- _Problem details_
Determine the number of lines that contain the word "values", then state that number and nothing more.

- _Source records_
■ ■ ■ ■ ■ ■ ■

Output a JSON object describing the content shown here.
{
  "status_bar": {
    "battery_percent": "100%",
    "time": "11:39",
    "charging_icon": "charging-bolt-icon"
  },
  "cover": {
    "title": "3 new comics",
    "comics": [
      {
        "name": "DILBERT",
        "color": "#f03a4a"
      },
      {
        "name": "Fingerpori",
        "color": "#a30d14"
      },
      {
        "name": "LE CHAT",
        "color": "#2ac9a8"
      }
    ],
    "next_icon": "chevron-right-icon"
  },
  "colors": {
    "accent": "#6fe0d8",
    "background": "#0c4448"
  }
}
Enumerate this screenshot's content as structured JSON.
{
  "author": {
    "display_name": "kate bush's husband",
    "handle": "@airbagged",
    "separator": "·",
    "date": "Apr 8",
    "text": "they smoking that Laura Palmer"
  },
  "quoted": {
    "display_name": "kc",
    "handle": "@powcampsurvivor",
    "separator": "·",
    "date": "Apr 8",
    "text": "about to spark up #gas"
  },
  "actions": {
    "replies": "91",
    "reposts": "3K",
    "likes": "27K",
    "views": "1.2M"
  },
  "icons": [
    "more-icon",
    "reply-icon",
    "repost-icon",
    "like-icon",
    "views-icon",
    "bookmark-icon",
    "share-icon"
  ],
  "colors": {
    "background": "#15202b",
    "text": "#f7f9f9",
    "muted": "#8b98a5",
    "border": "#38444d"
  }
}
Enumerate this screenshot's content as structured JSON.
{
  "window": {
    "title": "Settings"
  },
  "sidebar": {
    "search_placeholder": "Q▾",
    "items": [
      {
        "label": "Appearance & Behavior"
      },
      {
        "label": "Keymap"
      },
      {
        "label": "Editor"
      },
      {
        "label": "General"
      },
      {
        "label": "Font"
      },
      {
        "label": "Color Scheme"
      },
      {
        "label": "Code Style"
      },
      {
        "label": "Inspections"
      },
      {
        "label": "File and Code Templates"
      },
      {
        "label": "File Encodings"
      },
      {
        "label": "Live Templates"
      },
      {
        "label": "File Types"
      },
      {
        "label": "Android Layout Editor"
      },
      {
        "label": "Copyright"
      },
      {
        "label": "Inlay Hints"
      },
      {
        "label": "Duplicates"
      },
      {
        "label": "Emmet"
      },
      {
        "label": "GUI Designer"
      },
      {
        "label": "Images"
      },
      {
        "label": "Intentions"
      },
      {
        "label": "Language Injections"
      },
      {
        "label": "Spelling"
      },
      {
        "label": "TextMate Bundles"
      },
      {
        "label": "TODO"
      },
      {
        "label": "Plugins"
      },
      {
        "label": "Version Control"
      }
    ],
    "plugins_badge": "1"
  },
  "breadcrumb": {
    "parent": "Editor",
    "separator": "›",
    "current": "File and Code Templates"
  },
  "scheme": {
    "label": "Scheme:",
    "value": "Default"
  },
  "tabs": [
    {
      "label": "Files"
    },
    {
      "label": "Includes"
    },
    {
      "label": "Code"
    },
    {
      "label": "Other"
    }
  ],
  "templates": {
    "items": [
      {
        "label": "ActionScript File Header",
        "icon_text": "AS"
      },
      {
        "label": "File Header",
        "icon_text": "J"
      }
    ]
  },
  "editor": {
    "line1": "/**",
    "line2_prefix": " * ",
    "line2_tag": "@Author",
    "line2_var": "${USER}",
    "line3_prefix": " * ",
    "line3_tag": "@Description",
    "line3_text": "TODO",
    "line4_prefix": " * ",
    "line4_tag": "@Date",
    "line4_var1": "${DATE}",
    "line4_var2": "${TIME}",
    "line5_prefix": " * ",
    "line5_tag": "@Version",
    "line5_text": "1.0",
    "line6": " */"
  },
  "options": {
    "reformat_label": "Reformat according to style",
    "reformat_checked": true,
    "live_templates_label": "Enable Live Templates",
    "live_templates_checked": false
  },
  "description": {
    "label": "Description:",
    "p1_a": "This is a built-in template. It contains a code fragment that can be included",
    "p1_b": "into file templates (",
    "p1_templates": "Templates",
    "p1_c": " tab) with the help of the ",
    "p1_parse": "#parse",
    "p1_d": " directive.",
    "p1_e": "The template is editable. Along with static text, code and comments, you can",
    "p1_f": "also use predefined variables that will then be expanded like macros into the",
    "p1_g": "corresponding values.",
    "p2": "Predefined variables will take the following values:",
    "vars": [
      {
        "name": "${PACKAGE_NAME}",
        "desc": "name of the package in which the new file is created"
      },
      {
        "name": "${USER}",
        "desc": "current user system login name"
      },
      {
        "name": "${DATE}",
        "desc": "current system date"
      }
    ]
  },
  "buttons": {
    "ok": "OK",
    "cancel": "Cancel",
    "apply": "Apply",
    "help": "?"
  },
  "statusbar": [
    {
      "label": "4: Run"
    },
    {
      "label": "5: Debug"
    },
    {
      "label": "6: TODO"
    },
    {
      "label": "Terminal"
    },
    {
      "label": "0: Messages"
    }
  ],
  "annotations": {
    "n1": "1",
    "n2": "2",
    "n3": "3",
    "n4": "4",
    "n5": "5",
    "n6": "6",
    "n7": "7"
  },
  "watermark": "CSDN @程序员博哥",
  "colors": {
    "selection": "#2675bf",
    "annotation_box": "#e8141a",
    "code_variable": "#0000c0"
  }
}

■ ■ ■ ■ ■ ■ ■

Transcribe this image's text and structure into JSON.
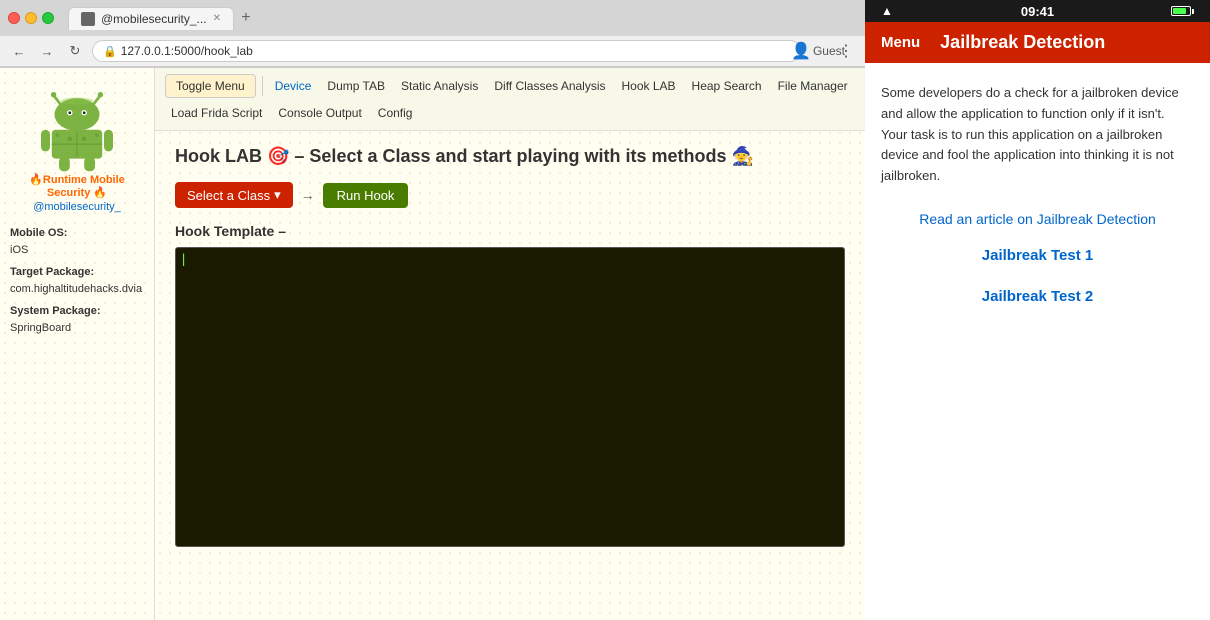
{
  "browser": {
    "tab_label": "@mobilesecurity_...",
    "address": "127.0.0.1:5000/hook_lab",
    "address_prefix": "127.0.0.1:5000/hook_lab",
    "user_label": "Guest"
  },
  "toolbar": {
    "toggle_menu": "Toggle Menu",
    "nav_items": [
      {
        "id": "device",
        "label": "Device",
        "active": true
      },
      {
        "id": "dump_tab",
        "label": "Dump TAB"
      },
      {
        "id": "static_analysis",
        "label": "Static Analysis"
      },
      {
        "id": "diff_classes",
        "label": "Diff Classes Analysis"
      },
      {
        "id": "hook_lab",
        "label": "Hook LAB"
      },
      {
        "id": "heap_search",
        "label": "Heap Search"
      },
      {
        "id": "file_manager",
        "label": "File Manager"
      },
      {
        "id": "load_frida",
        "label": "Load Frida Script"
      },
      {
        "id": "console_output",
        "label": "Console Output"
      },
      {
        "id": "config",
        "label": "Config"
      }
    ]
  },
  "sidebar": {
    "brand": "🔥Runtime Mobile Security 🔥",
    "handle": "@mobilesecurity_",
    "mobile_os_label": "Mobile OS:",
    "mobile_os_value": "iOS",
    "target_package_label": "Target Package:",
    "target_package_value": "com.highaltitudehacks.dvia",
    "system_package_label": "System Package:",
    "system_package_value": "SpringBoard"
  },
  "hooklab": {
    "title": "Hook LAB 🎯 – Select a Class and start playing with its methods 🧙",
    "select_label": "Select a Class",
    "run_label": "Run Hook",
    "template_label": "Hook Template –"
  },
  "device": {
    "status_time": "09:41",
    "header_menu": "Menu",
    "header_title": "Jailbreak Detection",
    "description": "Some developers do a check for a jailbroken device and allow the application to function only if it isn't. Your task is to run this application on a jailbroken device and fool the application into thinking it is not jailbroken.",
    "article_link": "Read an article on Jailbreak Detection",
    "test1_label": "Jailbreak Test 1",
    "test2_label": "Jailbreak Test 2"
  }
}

■ ■ ■ ■ ■ ■ ■

- _Answer in full_
2